Items from a dataset:
■ ■ ■ ■ ■ ■ ■
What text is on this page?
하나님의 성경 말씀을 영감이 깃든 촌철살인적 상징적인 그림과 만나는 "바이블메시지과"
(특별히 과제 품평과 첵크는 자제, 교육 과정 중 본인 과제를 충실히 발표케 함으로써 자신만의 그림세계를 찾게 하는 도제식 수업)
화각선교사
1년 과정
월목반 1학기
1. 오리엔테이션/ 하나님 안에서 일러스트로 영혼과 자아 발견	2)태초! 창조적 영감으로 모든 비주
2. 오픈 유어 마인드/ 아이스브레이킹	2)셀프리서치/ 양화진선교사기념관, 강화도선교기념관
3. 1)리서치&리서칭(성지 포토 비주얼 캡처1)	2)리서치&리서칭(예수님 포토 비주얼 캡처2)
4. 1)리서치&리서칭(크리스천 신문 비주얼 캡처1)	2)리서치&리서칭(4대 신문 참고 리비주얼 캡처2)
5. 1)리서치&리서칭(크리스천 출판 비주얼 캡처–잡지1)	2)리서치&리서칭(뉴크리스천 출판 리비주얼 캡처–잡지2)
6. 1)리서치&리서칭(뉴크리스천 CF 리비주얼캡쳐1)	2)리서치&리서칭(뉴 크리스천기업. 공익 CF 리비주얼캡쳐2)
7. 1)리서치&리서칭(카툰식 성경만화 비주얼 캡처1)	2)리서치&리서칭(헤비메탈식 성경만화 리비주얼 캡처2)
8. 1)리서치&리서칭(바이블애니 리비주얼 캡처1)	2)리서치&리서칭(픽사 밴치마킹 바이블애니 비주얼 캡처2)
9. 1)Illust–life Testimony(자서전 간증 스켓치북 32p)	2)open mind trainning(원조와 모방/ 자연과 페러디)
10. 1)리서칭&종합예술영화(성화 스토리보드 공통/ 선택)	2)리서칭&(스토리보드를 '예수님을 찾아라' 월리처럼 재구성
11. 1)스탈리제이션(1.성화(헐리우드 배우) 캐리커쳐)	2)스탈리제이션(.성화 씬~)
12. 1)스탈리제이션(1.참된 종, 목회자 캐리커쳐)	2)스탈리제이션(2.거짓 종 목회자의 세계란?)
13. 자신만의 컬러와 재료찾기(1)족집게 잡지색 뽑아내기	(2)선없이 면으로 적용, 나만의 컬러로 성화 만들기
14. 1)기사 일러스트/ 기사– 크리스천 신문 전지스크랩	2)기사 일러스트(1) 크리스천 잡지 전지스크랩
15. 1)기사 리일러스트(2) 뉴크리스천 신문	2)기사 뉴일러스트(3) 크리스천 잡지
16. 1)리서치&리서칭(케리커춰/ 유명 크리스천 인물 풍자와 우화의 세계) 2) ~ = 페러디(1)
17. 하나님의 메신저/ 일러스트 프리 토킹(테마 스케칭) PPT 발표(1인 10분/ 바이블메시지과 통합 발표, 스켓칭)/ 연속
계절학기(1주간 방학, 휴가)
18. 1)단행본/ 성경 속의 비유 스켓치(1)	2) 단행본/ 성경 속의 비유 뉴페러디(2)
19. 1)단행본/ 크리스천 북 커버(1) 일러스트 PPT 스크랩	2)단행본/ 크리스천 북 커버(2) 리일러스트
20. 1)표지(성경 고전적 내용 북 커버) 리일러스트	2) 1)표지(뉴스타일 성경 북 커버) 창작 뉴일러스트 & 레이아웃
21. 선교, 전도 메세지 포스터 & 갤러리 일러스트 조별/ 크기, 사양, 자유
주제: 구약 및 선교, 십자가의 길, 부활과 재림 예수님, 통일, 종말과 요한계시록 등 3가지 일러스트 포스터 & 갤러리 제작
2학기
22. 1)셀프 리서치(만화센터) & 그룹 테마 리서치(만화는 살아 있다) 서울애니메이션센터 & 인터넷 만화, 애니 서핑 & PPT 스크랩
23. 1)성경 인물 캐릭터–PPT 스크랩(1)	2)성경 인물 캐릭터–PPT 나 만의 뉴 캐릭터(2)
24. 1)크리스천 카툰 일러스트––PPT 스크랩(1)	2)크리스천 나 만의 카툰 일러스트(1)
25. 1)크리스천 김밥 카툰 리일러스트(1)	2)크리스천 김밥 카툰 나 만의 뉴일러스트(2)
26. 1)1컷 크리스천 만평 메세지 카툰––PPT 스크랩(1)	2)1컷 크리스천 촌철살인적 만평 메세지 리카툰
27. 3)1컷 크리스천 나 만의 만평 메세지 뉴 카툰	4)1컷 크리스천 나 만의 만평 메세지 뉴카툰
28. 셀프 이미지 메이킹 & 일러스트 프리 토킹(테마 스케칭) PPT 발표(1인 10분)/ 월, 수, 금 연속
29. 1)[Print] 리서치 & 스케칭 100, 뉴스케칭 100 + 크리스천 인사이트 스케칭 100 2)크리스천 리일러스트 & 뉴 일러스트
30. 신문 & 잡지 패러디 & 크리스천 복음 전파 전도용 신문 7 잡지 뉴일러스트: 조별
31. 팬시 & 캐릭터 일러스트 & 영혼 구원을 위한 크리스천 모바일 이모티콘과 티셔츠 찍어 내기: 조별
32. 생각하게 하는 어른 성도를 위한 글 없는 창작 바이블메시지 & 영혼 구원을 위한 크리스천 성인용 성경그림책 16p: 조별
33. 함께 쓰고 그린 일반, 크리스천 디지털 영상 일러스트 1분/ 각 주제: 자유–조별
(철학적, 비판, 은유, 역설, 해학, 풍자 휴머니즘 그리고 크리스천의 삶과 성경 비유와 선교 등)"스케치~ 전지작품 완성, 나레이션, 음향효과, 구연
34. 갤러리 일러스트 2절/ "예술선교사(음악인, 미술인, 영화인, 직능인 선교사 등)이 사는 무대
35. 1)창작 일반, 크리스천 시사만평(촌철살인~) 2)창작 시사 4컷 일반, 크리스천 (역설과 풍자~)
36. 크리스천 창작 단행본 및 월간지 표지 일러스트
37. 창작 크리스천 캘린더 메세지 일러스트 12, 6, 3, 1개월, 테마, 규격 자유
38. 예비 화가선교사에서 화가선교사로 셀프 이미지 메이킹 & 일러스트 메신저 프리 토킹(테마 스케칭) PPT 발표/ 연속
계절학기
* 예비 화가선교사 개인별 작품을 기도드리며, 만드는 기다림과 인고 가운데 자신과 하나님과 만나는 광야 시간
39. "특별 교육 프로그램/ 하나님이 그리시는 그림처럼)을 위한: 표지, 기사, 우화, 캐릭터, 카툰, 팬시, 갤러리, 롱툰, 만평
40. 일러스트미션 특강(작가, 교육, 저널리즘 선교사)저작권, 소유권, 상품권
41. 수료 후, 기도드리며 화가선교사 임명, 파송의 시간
■ ■ ■ ■ ■ ■ ■
> GIVEN INSTRUCTION
In the entries above, find each line with the word "스탈리제이션" and show it.

> THE REPLY
11. 1)스탈리제이션(1.성화(헐리우드 배우) 캐리커쳐)	2)스탈리제이션(.성화 씬~)
12. 1)스탈리제이션(1.참된 종, 목회자 캐리커쳐)	2)스탈리제이션(2.거짓 종 목회자의 세계란?)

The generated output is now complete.